Lines containing the string "desc" are to be counted; report the number and nothing more.

--- START ENTRIES SUPPLIED ---

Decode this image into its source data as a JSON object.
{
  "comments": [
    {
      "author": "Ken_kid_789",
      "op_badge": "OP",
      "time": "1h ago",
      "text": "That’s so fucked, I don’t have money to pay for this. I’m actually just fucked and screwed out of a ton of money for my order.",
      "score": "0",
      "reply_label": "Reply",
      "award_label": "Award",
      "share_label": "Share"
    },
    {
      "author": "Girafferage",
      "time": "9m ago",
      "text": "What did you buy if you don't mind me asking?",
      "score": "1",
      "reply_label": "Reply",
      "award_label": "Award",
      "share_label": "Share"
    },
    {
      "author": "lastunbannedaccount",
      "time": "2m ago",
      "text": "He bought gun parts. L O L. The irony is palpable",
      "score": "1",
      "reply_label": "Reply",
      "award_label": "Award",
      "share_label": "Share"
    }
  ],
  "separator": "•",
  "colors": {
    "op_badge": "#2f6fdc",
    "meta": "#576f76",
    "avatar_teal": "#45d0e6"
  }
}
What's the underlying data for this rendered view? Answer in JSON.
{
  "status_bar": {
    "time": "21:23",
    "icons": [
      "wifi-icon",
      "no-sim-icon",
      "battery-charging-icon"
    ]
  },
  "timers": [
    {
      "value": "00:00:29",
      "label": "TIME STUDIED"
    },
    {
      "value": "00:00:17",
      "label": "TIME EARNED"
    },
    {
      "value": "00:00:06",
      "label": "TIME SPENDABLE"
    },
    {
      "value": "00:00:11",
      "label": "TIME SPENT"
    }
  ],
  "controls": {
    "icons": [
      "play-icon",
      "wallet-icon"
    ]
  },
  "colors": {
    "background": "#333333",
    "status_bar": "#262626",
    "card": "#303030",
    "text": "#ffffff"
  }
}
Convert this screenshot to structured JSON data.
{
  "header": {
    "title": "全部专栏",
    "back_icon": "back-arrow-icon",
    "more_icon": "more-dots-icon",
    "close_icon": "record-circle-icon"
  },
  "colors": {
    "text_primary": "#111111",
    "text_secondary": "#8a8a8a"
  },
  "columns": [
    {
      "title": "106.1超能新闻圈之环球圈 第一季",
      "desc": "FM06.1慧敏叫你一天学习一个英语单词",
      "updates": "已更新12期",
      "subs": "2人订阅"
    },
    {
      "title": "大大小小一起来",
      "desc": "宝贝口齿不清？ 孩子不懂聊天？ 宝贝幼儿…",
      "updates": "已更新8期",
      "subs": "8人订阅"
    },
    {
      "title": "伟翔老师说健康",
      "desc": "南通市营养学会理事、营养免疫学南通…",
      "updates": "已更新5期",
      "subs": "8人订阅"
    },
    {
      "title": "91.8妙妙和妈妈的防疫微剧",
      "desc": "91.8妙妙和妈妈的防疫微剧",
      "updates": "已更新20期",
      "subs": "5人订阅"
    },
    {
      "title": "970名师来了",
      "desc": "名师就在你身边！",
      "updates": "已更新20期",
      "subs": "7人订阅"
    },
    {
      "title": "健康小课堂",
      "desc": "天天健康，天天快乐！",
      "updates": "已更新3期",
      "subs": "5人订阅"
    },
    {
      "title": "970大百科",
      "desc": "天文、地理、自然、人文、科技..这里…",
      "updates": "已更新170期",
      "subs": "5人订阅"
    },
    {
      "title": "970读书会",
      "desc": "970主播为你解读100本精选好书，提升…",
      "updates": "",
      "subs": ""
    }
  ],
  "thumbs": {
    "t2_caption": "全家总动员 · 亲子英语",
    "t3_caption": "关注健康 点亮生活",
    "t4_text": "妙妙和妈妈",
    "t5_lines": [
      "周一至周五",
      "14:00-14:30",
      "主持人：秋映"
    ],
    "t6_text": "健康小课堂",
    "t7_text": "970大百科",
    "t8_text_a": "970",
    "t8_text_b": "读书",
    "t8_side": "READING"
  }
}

--- END ENTRIES SUPPLIED ---

RIGHT ANSWER: 8